▸ **WHAT YOU NEED TO DO**:
Below is a listing; copy all of it exactly.

##### INPUT FOR THIS TASK #####

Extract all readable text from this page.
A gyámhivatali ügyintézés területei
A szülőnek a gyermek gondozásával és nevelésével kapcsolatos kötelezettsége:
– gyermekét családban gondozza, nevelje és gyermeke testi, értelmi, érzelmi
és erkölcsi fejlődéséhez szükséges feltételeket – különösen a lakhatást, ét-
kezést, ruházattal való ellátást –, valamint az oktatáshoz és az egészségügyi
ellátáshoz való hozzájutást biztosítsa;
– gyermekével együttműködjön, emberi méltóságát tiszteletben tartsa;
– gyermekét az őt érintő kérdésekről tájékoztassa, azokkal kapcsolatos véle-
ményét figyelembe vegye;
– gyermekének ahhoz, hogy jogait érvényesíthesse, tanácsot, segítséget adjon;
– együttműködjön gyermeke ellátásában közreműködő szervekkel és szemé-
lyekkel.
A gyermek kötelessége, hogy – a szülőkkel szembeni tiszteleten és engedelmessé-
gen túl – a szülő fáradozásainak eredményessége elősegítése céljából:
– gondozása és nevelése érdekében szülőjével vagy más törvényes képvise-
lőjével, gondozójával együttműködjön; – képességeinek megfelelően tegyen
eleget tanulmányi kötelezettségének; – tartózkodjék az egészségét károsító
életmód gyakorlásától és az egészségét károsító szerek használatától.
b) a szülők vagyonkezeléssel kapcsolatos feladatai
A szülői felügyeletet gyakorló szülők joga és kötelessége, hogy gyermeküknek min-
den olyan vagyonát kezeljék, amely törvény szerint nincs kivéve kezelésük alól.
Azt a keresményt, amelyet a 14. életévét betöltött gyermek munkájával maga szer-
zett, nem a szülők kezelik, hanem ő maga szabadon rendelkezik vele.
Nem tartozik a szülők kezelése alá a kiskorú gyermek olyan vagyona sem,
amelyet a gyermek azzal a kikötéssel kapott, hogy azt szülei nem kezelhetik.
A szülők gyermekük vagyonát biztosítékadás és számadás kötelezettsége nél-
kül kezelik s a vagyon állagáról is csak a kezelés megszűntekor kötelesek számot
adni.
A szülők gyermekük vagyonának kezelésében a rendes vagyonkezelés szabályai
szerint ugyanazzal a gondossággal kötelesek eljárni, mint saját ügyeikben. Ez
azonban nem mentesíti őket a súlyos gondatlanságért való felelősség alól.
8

#####

▸ **RESULT OF THE TASK**:
Extract all readable text from this page.
A gyámhivatali ügyintézés területei
A szülőnek a gyermek gondozásával és nevelésével kapcsolatos kötelezettsége:
– gyermekét családban gondozza, nevelje és gyermeke testi, értelmi, érzelmi
és erkölcsi fejlődéséhez szükséges feltételeket – különösen a lakhatást, ét-
kezést, ruházattal való ellátást –, valamint az oktatáshoz és az egészségügyi
ellátáshoz való hozzájutást biztosítsa;
– gyermekével együttműködjön, emberi méltóságát tiszteletben tartsa;
– gyermekét az őt érintő kérdésekről tájékoztassa, azokkal kapcsolatos véle-
ményét figyelembe vegye;
– gyermekének ahhoz, hogy jogait érvényesíthesse, tanácsot, segítséget adjon;
– együttműködjön gyermeke ellátásában közreműködő szervekkel és szemé-
lyekkel.
A gyermek kötelessége, hogy – a szülőkkel szembeni tiszteleten és engedelmessé-
gen túl – a szülő fáradozásainak eredményessége elősegítése céljából:
– gondozása és nevelése érdekében szülőjével vagy más törvényes képvise-
lőjével, gondozójával együttműködjön; – képességeinek megfelelően tegyen
eleget tanulmányi kötelezettségének; – tartózkodjék az egészségét károsító
életmód gyakorlásától és az egészségét károsító szerek használatától.
b) a szülők vagyonkezeléssel kapcsolatos feladatai
A szülői felügyeletet gyakorló szülők joga és kötelessége, hogy gyermeküknek min-
den olyan vagyonát kezeljék, amely törvény szerint nincs kivéve kezelésük alól.
Azt a keresményt, amelyet a 14. életévét betöltött gyermek munkájával maga szer-
zett, nem a szülők kezelik, hanem ő maga szabadon rendelkezik vele.
Nem tartozik a szülők kezelése alá a kiskorú gyermek olyan vagyona sem,
amelyet a gyermek azzal a kikötéssel kapott, hogy azt szülei nem kezelhetik.
A szülők gyermekük vagyonát biztosítékadás és számadás kötelezettsége nél-
kül kezelik s a vagyon állagáról is csak a kezelés megszűntekor kötelesek számot
adni.
A szülők gyermekük vagyonának kezelésében a rendes vagyonkezelés szabályai
szerint ugyanazzal a gondossággal kötelesek eljárni, mint saját ügyeikben. Ez
azonban nem mentesíti őket a súlyos gondatlanságért való felelősség alól.
8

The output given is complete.